## Work to do
Return each line of the data below exactly, omitting any pictures.

## Records for processing
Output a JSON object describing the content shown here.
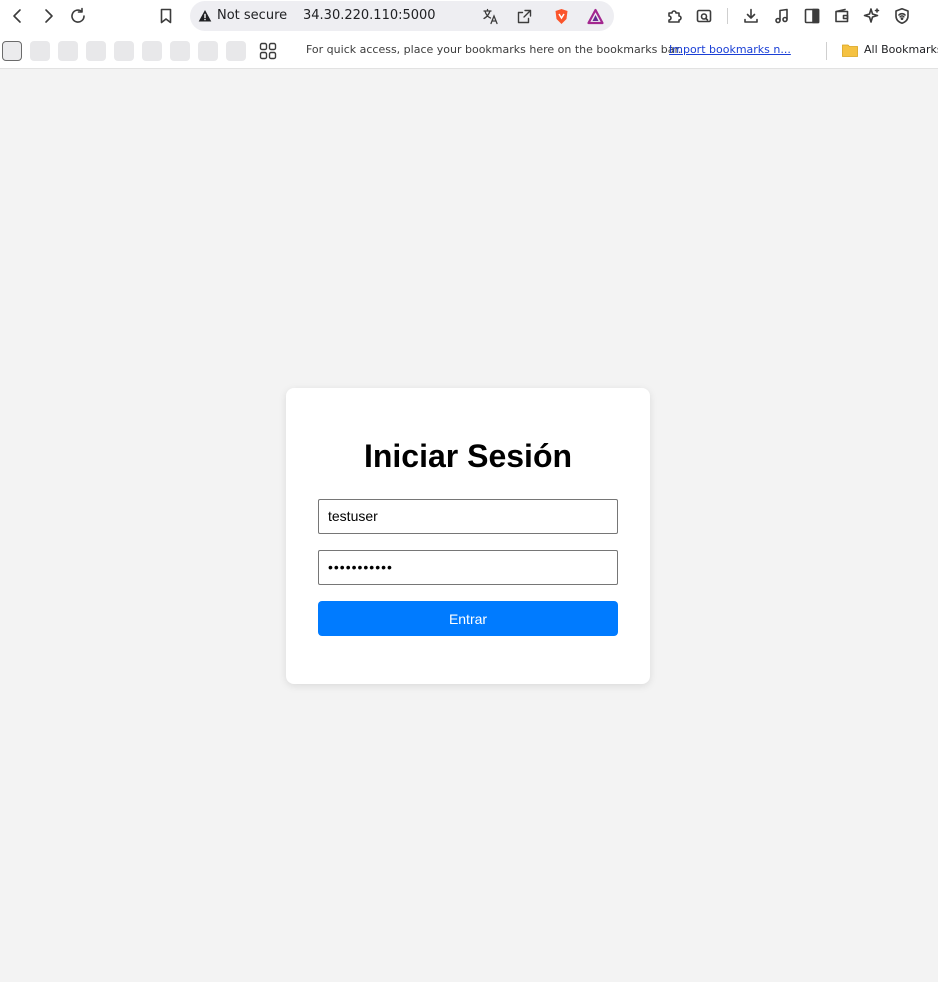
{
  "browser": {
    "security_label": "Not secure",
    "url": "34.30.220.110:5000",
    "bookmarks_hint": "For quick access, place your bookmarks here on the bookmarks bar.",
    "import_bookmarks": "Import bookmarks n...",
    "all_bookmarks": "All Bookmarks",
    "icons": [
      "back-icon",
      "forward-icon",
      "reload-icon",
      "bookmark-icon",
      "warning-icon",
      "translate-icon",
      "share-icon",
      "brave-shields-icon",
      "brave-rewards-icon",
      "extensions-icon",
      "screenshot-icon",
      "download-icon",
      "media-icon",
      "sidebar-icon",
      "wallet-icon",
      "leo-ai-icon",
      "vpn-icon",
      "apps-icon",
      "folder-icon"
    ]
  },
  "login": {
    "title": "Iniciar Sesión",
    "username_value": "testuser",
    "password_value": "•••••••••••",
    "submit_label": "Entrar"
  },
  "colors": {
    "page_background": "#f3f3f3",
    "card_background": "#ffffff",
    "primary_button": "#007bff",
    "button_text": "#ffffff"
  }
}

## Complete response
Output a JSON object describing the content shown here.
{
  "browser": {
    "security_label": "Not secure",
    "url": "34.30.220.110:5000",
    "bookmarks_hint": "For quick access, place your bookmarks here on the bookmarks bar.",
    "import_bookmarks": "Import bookmarks n...",
    "all_bookmarks": "All Bookmarks",
    "icons": [
      "back-icon",
      "forward-icon",
      "reload-icon",
      "bookmark-icon",
      "warning-icon",
      "translate-icon",
      "share-icon",
      "brave-shields-icon",
      "brave-rewards-icon",
      "extensions-icon",
      "screenshot-icon",
      "download-icon",
      "media-icon",
      "sidebar-icon",
      "wallet-icon",
      "leo-ai-icon",
      "vpn-icon",
      "apps-icon",
      "folder-icon"
    ]
  },
  "login": {
    "title": "Iniciar Sesión",
    "username_value": "testuser",
    "password_value": "•••••••••••",
    "submit_label": "Entrar"
  },
  "colors": {
    "page_background": "#f3f3f3",
    "card_background": "#ffffff",
    "primary_button": "#007bff",
    "button_text": "#ffffff"
  }
}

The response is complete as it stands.